▸ **What to do**
Restate the whole listing word for word. Pictures are left out.

══ Provided information ══

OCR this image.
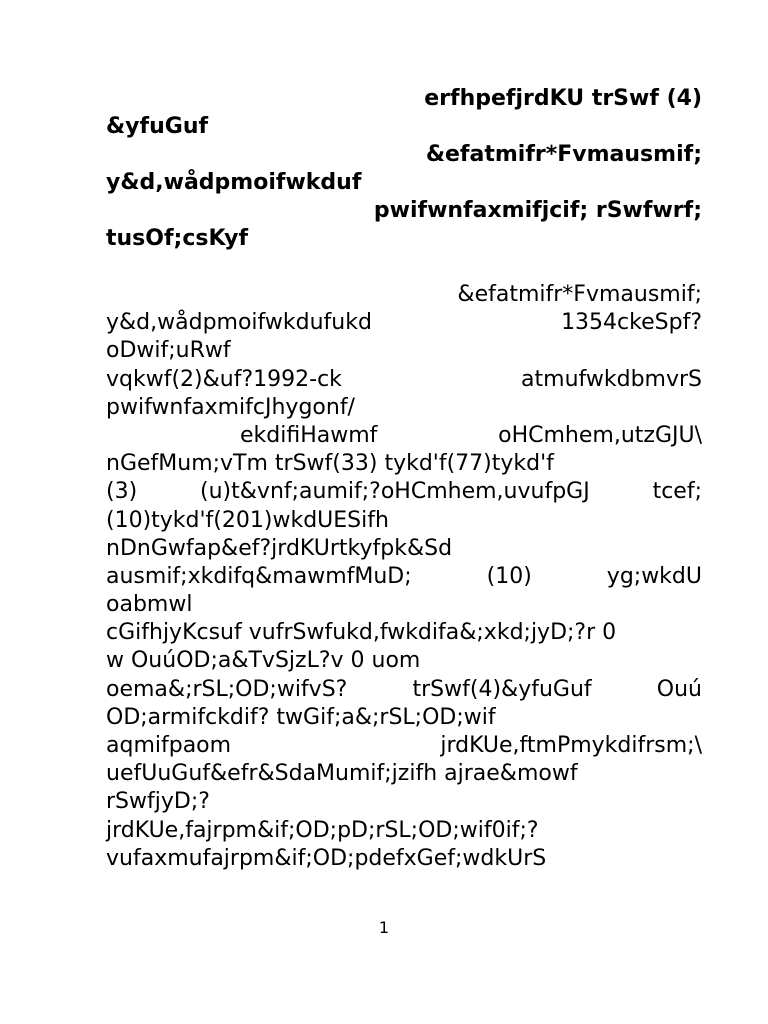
erfhpefjrdKU trSwf (4)
&yfuGuf
&efatmifr*Fvmausmif;
y&d,wådpmoifwkduf
pwifwnfaxmifjcif; rSwfwrf;
tusOf;csKyf
&efatmifr*Fvmausmif;
y&d,wådpmoifwkdufukd	1354ckeSpf?
oDwif;uRwf
vqkwf(2)&uf?1992-ck	atmufwkdbmvrS
pwifwnfaxmifcJhygonf/
ekdifiHawmf	oHCmhem,utzGJU\
nGefMum;vTm trSwf(33) tykd'f(77)tykd'f
(3)	(u)t&vnf;aumif;?oHCmhem,uvufpGJ	tcef;
(10)tykd'f(201)wkdUESifh
nDnGwfap&ef?jrdKUrtkyfpk&Sd
ausmif;xkdifq&mawmfMuD;	(10)	yg;wkdU
oabmwl
cGifhjyKcsuf vufrSwfukd,fwkdifa&;xkd;jyD;?r 0
w OuúOD;a&TvSjzL?v 0 uom
oema&;rSL;OD;wifvS?	trSwf(4)&yfuGuf	Ouú
OD;armifckdif? twGif;a&;rSL;OD;wif
aqmifpaom	jrdKUe,ftmPmykdifrsm;\
uefUuGuf&efr&SdaMumif;jzifh ajrae&mowf
rSwfjyD;?
jrdKUe,fajrpm&if;OD;pD;rSL;OD;wif0if;?
vufaxmufajrpm&if;OD;pdefxGef;wdkUrS
1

═══

▸ **Expected answer**
OCR this image.
erfhpefjrdKU trSwf (4)
&yfuGuf
&efatmifr*Fvmausmif;
y&d,wådpmoifwkduf
pwifwnfaxmifjcif; rSwfwrf;
tusOf;csKyf
&efatmifr*Fvmausmif;
y&d,wådpmoifwkdufukd	1354ckeSpf?
oDwif;uRwf
vqkwf(2)&uf?1992-ck	atmufwkdbmvrS
pwifwnfaxmifcJhygonf/
ekdifiHawmf	oHCmhem,utzGJU\
nGefMum;vTm trSwf(33) tykd'f(77)tykd'f
(3)	(u)t&vnf;aumif;?oHCmhem,uvufpGJ	tcef;
(10)tykd'f(201)wkdUESifh
nDnGwfap&ef?jrdKUrtkyfpk&Sd
ausmif;xkdifq&mawmfMuD;	(10)	yg;wkdU
oabmwl
cGifhjyKcsuf vufrSwfukd,fwkdifa&;xkd;jyD;?r 0
w OuúOD;a&TvSjzL?v 0 uom
oema&;rSL;OD;wifvS?	trSwf(4)&yfuGuf	Ouú
OD;armifckdif? twGif;a&;rSL;OD;wif
aqmifpaom	jrdKUe,ftmPmykdifrsm;\
uefUuGuf&efr&SdaMumif;jzifh ajrae&mowf
rSwfjyD;?
jrdKUe,fajrpm&if;OD;pD;rSL;OD;wif0if;?
vufaxmufajrpm&if;OD;pdefxGef;wdkUrS
1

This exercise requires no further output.